Collected data:

==*==

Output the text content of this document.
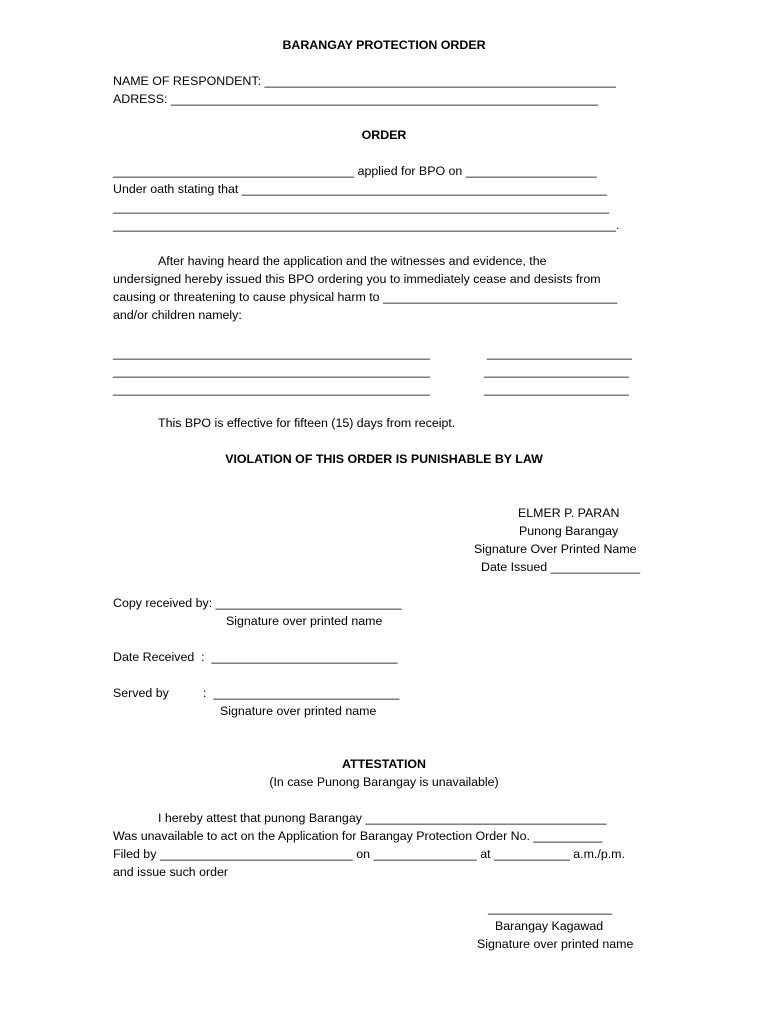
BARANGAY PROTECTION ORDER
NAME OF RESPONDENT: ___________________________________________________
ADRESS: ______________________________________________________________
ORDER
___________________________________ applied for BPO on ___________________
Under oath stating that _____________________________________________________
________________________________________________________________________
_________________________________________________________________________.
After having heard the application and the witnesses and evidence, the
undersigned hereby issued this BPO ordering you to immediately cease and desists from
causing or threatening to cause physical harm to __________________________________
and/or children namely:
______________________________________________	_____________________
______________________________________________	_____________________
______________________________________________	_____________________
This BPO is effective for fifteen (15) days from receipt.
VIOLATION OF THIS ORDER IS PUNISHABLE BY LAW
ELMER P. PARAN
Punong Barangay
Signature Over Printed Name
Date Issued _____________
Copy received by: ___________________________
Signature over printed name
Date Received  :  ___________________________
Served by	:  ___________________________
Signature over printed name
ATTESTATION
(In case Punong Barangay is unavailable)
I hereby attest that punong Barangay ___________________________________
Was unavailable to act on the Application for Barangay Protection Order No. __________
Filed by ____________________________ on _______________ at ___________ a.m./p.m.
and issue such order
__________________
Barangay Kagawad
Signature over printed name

==*==

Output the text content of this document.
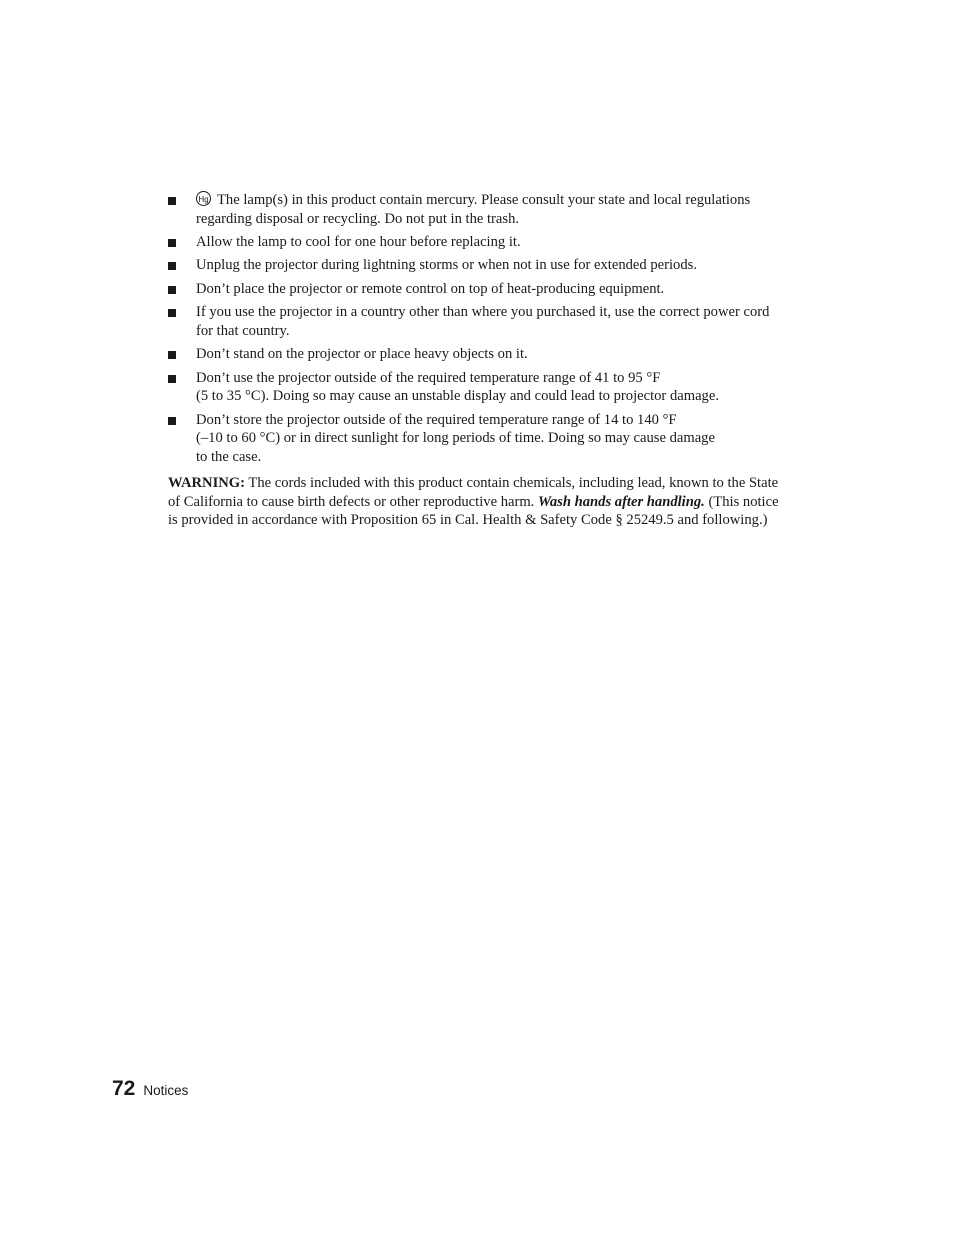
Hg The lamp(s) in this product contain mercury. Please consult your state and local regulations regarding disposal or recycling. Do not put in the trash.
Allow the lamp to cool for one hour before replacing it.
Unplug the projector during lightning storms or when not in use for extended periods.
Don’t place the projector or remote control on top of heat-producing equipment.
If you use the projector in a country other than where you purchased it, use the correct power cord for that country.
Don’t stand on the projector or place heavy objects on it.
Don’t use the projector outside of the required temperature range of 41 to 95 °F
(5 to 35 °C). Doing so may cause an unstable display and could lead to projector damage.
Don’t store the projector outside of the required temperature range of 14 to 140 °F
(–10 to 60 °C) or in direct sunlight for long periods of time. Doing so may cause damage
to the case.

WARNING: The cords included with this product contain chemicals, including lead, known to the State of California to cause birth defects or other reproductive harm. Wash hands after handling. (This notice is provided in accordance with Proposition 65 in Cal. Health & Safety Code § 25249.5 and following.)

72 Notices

==*==

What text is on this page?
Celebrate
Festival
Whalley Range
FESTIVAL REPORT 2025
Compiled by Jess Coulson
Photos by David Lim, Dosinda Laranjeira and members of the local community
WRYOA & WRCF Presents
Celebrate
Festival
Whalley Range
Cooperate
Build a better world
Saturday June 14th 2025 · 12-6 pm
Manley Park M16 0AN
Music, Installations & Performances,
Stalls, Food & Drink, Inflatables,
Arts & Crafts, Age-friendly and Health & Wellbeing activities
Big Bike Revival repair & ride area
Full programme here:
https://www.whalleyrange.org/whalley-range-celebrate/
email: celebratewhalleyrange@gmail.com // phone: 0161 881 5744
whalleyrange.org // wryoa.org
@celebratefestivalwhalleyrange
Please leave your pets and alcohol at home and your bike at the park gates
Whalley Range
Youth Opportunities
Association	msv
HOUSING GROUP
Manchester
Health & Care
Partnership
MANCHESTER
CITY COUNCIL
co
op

==*==

Search the records above for "harm". Copy each line where it is found.

Solution to the problem:
causing or threatening to cause physical harm to __________________________________
WARNING: The cords included with this product contain chemicals, including lead, known to the State of California to cause birth defects or other reproductive harm. Wash hands after handling. (This notice is provided in accordance with Proposition 65 in Cal. Health & Safety Code § 25249.5 and following.)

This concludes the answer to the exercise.